Element box annotations
## START

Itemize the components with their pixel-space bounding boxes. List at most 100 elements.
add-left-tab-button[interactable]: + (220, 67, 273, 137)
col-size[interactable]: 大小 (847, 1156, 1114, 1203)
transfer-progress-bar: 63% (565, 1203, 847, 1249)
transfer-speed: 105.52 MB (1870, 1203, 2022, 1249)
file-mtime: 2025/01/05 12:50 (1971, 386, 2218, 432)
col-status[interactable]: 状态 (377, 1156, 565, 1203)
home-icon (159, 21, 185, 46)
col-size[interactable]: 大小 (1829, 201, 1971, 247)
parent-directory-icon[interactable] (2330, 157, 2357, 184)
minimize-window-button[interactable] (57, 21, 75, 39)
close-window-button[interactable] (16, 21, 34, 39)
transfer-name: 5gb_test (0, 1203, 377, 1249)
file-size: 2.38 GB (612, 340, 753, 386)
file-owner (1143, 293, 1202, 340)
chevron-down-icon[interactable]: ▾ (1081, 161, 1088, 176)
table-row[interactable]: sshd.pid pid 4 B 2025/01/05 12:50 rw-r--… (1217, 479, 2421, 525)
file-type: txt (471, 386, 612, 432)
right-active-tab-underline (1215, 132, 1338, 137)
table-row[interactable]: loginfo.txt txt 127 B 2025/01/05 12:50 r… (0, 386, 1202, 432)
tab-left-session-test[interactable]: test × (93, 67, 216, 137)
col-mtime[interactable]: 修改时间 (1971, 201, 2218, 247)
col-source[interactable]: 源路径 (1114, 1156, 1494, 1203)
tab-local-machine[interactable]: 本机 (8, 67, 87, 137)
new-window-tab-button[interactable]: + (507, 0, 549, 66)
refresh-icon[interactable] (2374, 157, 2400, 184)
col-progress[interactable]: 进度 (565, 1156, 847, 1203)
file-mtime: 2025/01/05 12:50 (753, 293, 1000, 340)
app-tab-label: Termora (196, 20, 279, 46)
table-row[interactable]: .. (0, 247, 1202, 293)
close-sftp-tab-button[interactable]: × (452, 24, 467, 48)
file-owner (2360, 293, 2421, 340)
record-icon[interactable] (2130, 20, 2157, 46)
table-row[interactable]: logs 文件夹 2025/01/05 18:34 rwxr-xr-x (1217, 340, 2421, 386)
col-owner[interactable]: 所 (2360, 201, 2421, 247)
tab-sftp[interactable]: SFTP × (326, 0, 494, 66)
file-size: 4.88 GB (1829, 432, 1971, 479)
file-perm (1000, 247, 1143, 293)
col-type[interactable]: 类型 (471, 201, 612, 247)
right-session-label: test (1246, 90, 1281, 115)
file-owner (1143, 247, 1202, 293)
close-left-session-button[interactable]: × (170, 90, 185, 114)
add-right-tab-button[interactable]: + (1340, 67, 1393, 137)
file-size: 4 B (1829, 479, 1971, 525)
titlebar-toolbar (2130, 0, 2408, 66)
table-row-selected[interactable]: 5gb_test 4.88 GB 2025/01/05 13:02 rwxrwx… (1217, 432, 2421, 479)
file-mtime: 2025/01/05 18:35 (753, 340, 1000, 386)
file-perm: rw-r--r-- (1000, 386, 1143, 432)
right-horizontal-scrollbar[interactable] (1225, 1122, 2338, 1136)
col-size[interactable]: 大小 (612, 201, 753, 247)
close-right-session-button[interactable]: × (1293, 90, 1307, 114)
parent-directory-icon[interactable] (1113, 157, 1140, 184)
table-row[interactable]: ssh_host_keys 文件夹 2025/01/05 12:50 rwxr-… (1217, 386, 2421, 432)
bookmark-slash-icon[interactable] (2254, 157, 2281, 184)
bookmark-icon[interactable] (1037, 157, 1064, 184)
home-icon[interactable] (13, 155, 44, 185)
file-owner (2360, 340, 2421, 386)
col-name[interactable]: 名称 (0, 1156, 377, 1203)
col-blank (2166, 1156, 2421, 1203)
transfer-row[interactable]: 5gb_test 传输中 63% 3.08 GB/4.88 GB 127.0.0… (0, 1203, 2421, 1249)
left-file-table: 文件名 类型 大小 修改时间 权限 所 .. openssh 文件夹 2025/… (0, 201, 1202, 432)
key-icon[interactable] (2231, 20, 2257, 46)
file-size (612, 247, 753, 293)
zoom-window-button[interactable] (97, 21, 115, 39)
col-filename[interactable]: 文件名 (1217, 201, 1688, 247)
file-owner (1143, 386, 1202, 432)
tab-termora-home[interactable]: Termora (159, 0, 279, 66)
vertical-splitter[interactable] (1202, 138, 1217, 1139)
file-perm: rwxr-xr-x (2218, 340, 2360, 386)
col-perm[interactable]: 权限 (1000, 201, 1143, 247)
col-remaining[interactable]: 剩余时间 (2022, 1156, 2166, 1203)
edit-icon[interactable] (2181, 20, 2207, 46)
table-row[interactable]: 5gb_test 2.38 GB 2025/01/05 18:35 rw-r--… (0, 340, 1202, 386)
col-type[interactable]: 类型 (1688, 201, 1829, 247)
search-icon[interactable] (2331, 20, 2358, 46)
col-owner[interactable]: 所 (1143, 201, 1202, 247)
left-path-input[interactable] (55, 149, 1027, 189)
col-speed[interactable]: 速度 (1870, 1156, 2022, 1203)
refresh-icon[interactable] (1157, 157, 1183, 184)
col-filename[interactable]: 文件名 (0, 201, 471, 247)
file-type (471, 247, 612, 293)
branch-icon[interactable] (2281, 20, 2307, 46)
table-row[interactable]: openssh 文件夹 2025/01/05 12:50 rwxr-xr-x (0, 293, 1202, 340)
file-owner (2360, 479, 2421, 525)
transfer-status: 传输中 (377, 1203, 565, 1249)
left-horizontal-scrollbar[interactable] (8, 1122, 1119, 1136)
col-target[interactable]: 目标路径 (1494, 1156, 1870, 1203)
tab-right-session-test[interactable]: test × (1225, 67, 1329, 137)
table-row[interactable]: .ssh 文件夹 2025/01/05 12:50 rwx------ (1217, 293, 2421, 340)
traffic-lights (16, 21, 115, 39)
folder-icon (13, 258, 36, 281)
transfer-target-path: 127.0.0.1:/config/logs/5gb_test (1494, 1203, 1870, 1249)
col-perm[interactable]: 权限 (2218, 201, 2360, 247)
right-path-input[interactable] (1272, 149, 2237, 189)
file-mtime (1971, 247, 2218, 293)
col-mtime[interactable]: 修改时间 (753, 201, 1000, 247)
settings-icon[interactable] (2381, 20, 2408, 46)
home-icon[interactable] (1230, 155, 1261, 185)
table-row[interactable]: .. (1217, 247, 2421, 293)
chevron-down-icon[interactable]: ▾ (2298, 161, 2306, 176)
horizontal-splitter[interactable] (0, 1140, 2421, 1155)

## END

Please copy every line of the records above, leaving each one unchanged.

## PROBLEM SOLUTION
Itemize the components with their pixel-space bounding boxes. List at most 100 elements.
add-left-tab-button[interactable]: + (220, 67, 273, 137)
col-size[interactable]: 大小 (847, 1156, 1114, 1203)
transfer-progress-bar: 63% (565, 1203, 847, 1249)
transfer-speed: 105.52 MB (1870, 1203, 2022, 1249)
file-mtime: 2025/01/05 12:50 (1971, 386, 2218, 432)
col-status[interactable]: 状态 (377, 1156, 565, 1203)
home-icon (159, 21, 185, 46)
col-size[interactable]: 大小 (1829, 201, 1971, 247)
parent-directory-icon[interactable] (2330, 157, 2357, 184)
minimize-window-button[interactable] (57, 21, 75, 39)
close-window-button[interactable] (16, 21, 34, 39)
transfer-name: 5gb_test (0, 1203, 377, 1249)
file-size: 2.38 GB (612, 340, 753, 386)
file-owner (1143, 293, 1202, 340)
chevron-down-icon[interactable]: ▾ (1081, 161, 1088, 176)
table-row[interactable]: sshd.pid pid 4 B 2025/01/05 12:50 rw-r--… (1217, 479, 2421, 525)
file-type: txt (471, 386, 612, 432)
right-active-tab-underline (1215, 132, 1338, 137)
table-row[interactable]: loginfo.txt txt 127 B 2025/01/05 12:50 r… (0, 386, 1202, 432)
tab-left-session-test[interactable]: test × (93, 67, 216, 137)
col-mtime[interactable]: 修改时间 (1971, 201, 2218, 247)
col-source[interactable]: 源路径 (1114, 1156, 1494, 1203)
tab-local-machine[interactable]: 本机 (8, 67, 87, 137)
new-window-tab-button[interactable]: + (507, 0, 549, 66)
refresh-icon[interactable] (2374, 157, 2400, 184)
col-progress[interactable]: 进度 (565, 1156, 847, 1203)
file-mtime: 2025/01/05 12:50 (753, 293, 1000, 340)
app-tab-label: Termora (196, 20, 279, 46)
table-row[interactable]: .. (0, 247, 1202, 293)
close-sftp-tab-button[interactable]: × (452, 24, 467, 48)
file-owner (2360, 293, 2421, 340)
record-icon[interactable] (2130, 20, 2157, 46)
table-row[interactable]: logs 文件夹 2025/01/05 18:34 rwxr-xr-x (1217, 340, 2421, 386)
col-owner[interactable]: 所 (2360, 201, 2421, 247)
tab-sftp[interactable]: SFTP × (326, 0, 494, 66)
file-size: 4.88 GB (1829, 432, 1971, 479)
file-perm (1000, 247, 1143, 293)
col-type[interactable]: 类型 (471, 201, 612, 247)
right-session-label: test (1246, 90, 1281, 115)
file-owner (1143, 247, 1202, 293)
close-left-session-button[interactable]: × (170, 90, 185, 114)
add-right-tab-button[interactable]: + (1340, 67, 1393, 137)
file-size: 4 B (1829, 479, 1971, 525)
titlebar-toolbar (2130, 0, 2408, 66)
table-row-selected[interactable]: 5gb_test 4.88 GB 2025/01/05 13:02 rwxrwx… (1217, 432, 2421, 479)
file-mtime: 2025/01/05 18:35 (753, 340, 1000, 386)
file-perm: rw-r--r-- (1000, 386, 1143, 432)
right-horizontal-scrollbar[interactable] (1225, 1122, 2338, 1136)
col-size[interactable]: 大小 (612, 201, 753, 247)
close-right-session-button[interactable]: × (1293, 90, 1307, 114)
parent-directory-icon[interactable] (1113, 157, 1140, 184)
table-row[interactable]: ssh_host_keys 文件夹 2025/01/05 12:50 rwxr-… (1217, 386, 2421, 432)
bookmark-slash-icon[interactable] (2254, 157, 2281, 184)
bookmark-icon[interactable] (1037, 157, 1064, 184)
home-icon[interactable] (13, 155, 44, 185)
file-owner (2360, 340, 2421, 386)
col-name[interactable]: 名称 (0, 1156, 377, 1203)
col-blank (2166, 1156, 2421, 1203)
transfer-row[interactable]: 5gb_test 传输中 63% 3.08 GB/4.88 GB 127.0.0… (0, 1203, 2421, 1249)
left-file-table: 文件名 类型 大小 修改时间 权限 所 .. openssh 文件夹 2025/… (0, 201, 1202, 432)
key-icon[interactable] (2231, 20, 2257, 46)
file-size (612, 247, 753, 293)
zoom-window-button[interactable] (97, 21, 115, 39)
col-filename[interactable]: 文件名 (1217, 201, 1688, 247)
file-owner (1143, 386, 1202, 432)
tab-termora-home[interactable]: Termora (159, 0, 279, 66)
vertical-splitter[interactable] (1202, 138, 1217, 1139)
file-perm: rwxr-xr-x (2218, 340, 2360, 386)
col-perm[interactable]: 权限 (1000, 201, 1143, 247)
col-remaining[interactable]: 剩余时间 (2022, 1156, 2166, 1203)
edit-icon[interactable] (2181, 20, 2207, 46)
table-row[interactable]: 5gb_test 2.38 GB 2025/01/05 18:35 rw-r--… (0, 340, 1202, 386)
col-type[interactable]: 类型 (1688, 201, 1829, 247)
search-icon[interactable] (2331, 20, 2358, 46)
col-owner[interactable]: 所 (1143, 201, 1202, 247)
left-path-input[interactable] (55, 149, 1027, 189)
col-speed[interactable]: 速度 (1870, 1156, 2022, 1203)
refresh-icon[interactable] (1157, 157, 1183, 184)
col-filename[interactable]: 文件名 (0, 201, 471, 247)
file-type (471, 247, 612, 293)
branch-icon[interactable] (2281, 20, 2307, 46)
table-row[interactable]: openssh 文件夹 2025/01/05 12:50 rwxr-xr-x (0, 293, 1202, 340)
file-owner (2360, 479, 2421, 525)
transfer-status: 传输中 (377, 1203, 565, 1249)
left-horizontal-scrollbar[interactable] (8, 1122, 1119, 1136)
col-target[interactable]: 目标路径 (1494, 1156, 1870, 1203)
tab-right-session-test[interactable]: test × (1225, 67, 1329, 137)
table-row[interactable]: .ssh 文件夹 2025/01/05 12:50 rwx------ (1217, 293, 2421, 340)
traffic-lights (16, 21, 115, 39)
folder-icon (13, 258, 36, 281)
transfer-target-path: 127.0.0.1:/config/logs/5gb_test (1494, 1203, 1870, 1249)
col-perm[interactable]: 权限 (2218, 201, 2360, 247)
right-path-input[interactable] (1272, 149, 2237, 189)
file-mtime (1971, 247, 2218, 293)
col-mtime[interactable]: 修改时间 (753, 201, 1000, 247)
settings-icon[interactable] (2381, 20, 2408, 46)
home-icon[interactable] (1230, 155, 1261, 185)
table-row[interactable]: .. (1217, 247, 2421, 293)
chevron-down-icon[interactable]: ▾ (2298, 161, 2306, 176)
horizontal-splitter[interactable] (0, 1140, 2421, 1155)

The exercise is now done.